[Extracted records]
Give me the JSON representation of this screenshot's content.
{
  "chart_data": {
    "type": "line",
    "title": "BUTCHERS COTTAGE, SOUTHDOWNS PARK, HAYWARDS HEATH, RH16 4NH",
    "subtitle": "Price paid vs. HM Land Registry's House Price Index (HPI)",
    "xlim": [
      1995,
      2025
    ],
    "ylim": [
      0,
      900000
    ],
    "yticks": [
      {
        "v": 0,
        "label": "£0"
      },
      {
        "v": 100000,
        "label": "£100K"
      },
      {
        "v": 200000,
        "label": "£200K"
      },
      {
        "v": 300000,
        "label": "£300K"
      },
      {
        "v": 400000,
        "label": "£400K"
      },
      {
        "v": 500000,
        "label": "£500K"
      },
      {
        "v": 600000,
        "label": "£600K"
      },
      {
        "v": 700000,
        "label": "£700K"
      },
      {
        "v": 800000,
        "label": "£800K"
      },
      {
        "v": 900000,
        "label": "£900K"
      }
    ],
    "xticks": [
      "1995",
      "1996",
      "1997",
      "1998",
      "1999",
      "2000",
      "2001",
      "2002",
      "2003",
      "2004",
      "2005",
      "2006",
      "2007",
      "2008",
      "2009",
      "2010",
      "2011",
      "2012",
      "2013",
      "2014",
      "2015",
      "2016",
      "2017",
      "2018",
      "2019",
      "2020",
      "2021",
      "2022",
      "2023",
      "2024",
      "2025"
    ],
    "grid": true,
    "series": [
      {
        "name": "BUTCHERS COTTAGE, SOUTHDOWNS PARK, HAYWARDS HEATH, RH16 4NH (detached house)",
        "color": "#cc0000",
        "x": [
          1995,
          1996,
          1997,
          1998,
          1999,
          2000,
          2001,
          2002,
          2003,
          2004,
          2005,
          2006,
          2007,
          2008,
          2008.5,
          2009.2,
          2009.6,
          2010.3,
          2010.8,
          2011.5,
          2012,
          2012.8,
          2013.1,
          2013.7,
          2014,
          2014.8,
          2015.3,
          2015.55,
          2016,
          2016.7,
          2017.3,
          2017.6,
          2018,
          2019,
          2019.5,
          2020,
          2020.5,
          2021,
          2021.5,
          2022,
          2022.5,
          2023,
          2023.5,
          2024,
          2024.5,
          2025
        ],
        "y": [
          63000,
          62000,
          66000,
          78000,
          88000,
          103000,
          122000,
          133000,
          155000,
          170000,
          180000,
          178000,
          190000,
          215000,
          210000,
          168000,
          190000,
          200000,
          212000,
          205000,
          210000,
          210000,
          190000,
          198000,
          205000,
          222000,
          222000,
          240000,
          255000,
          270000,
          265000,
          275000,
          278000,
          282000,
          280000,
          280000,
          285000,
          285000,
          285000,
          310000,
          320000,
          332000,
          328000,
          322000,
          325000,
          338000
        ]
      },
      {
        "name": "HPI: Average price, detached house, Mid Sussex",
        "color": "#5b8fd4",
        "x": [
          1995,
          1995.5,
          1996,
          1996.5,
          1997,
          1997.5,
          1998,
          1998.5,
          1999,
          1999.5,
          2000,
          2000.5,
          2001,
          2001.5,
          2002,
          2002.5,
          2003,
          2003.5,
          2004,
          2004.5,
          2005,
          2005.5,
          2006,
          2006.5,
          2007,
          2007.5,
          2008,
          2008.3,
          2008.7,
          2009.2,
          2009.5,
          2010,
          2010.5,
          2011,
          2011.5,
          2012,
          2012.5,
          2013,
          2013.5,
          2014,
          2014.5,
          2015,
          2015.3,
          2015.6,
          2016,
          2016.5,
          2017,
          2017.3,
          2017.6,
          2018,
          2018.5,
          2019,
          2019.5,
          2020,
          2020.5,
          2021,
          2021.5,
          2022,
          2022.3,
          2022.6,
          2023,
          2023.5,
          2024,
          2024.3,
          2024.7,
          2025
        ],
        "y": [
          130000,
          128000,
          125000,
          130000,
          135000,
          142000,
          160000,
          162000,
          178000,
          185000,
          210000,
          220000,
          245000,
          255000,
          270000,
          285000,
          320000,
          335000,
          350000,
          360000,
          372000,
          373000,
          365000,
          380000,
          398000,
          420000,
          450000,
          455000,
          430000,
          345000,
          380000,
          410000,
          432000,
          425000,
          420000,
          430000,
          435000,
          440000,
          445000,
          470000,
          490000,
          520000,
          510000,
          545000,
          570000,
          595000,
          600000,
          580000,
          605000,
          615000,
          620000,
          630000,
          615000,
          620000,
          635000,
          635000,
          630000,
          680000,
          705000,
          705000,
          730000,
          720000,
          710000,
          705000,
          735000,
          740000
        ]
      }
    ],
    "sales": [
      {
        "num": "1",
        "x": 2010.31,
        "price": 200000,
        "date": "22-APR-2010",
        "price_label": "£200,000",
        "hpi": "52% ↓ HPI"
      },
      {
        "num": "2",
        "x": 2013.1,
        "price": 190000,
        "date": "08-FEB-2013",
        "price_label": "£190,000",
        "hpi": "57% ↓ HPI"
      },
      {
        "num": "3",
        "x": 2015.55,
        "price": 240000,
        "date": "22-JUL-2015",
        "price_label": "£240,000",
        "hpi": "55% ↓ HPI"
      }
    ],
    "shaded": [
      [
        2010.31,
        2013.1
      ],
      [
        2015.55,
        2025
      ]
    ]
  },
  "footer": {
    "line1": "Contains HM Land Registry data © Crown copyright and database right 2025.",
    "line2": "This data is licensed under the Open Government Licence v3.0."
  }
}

REQUIRED TASK: Repeat the lines above exactly.

THE RESPONSE:
Give me the JSON representation of this screenshot's content.
{
  "chart_data": {
    "type": "line",
    "title": "BUTCHERS COTTAGE, SOUTHDOWNS PARK, HAYWARDS HEATH, RH16 4NH",
    "subtitle": "Price paid vs. HM Land Registry's House Price Index (HPI)",
    "xlim": [
      1995,
      2025
    ],
    "ylim": [
      0,
      900000
    ],
    "yticks": [
      {
        "v": 0,
        "label": "£0"
      },
      {
        "v": 100000,
        "label": "£100K"
      },
      {
        "v": 200000,
        "label": "£200K"
      },
      {
        "v": 300000,
        "label": "£300K"
      },
      {
        "v": 400000,
        "label": "£400K"
      },
      {
        "v": 500000,
        "label": "£500K"
      },
      {
        "v": 600000,
        "label": "£600K"
      },
      {
        "v": 700000,
        "label": "£700K"
      },
      {
        "v": 800000,
        "label": "£800K"
      },
      {
        "v": 900000,
        "label": "£900K"
      }
    ],
    "xticks": [
      "1995",
      "1996",
      "1997",
      "1998",
      "1999",
      "2000",
      "2001",
      "2002",
      "2003",
      "2004",
      "2005",
      "2006",
      "2007",
      "2008",
      "2009",
      "2010",
      "2011",
      "2012",
      "2013",
      "2014",
      "2015",
      "2016",
      "2017",
      "2018",
      "2019",
      "2020",
      "2021",
      "2022",
      "2023",
      "2024",
      "2025"
    ],
    "grid": true,
    "series": [
      {
        "name": "BUTCHERS COTTAGE, SOUTHDOWNS PARK, HAYWARDS HEATH, RH16 4NH (detached house)",
        "color": "#cc0000",
        "x": [
          1995,
          1996,
          1997,
          1998,
          1999,
          2000,
          2001,
          2002,
          2003,
          2004,
          2005,
          2006,
          2007,
          2008,
          2008.5,
          2009.2,
          2009.6,
          2010.3,
          2010.8,
          2011.5,
          2012,
          2012.8,
          2013.1,
          2013.7,
          2014,
          2014.8,
          2015.3,
          2015.55,
          2016,
          2016.7,
          2017.3,
          2017.6,
          2018,
          2019,
          2019.5,
          2020,
          2020.5,
          2021,
          2021.5,
          2022,
          2022.5,
          2023,
          2023.5,
          2024,
          2024.5,
          2025
        ],
        "y": [
          63000,
          62000,
          66000,
          78000,
          88000,
          103000,
          122000,
          133000,
          155000,
          170000,
          180000,
          178000,
          190000,
          215000,
          210000,
          168000,
          190000,
          200000,
          212000,
          205000,
          210000,
          210000,
          190000,
          198000,
          205000,
          222000,
          222000,
          240000,
          255000,
          270000,
          265000,
          275000,
          278000,
          282000,
          280000,
          280000,
          285000,
          285000,
          285000,
          310000,
          320000,
          332000,
          328000,
          322000,
          325000,
          338000
        ]
      },
      {
        "name": "HPI: Average price, detached house, Mid Sussex",
        "color": "#5b8fd4",
        "x": [
          1995,
          1995.5,
          1996,
          1996.5,
          1997,
          1997.5,
          1998,
          1998.5,
          1999,
          1999.5,
          2000,
          2000.5,
          2001,
          2001.5,
          2002,
          2002.5,
          2003,
          2003.5,
          2004,
          2004.5,
          2005,
          2005.5,
          2006,
          2006.5,
          2007,
          2007.5,
          2008,
          2008.3,
          2008.7,
          2009.2,
          2009.5,
          2010,
          2010.5,
          2011,
          2011.5,
          2012,
          2012.5,
          2013,
          2013.5,
          2014,
          2014.5,
          2015,
          2015.3,
          2015.6,
          2016,
          2016.5,
          2017,
          2017.3,
          2017.6,
          2018,
          2018.5,
          2019,
          2019.5,
          2020,
          2020.5,
          2021,
          2021.5,
          2022,
          2022.3,
          2022.6,
          2023,
          2023.5,
          2024,
          2024.3,
          2024.7,
          2025
        ],
        "y": [
          130000,
          128000,
          125000,
          130000,
          135000,
          142000,
          160000,
          162000,
          178000,
          185000,
          210000,
          220000,
          245000,
          255000,
          270000,
          285000,
          320000,
          335000,
          350000,
          360000,
          372000,
          373000,
          365000,
          380000,
          398000,
          420000,
          450000,
          455000,
          430000,
          345000,
          380000,
          410000,
          432000,
          425000,
          420000,
          430000,
          435000,
          440000,
          445000,
          470000,
          490000,
          520000,
          510000,
          545000,
          570000,
          595000,
          600000,
          580000,
          605000,
          615000,
          620000,
          630000,
          615000,
          620000,
          635000,
          635000,
          630000,
          680000,
          705000,
          705000,
          730000,
          720000,
          710000,
          705000,
          735000,
          740000
        ]
      }
    ],
    "sales": [
      {
        "num": "1",
        "x": 2010.31,
        "price": 200000,
        "date": "22-APR-2010",
        "price_label": "£200,000",
        "hpi": "52% ↓ HPI"
      },
      {
        "num": "2",
        "x": 2013.1,
        "price": 190000,
        "date": "08-FEB-2013",
        "price_label": "£190,000",
        "hpi": "57% ↓ HPI"
      },
      {
        "num": "3",
        "x": 2015.55,
        "price": 240000,
        "date": "22-JUL-2015",
        "price_label": "£240,000",
        "hpi": "55% ↓ HPI"
      }
    ],
    "shaded": [
      [
        2010.31,
        2013.1
      ],
      [
        2015.55,
        2025
      ]
    ]
  },
  "footer": {
    "line1": "Contains HM Land Registry data © Crown copyright and database right 2025.",
    "line2": "This data is licensed under the Open Government Licence v3.0."
  }
}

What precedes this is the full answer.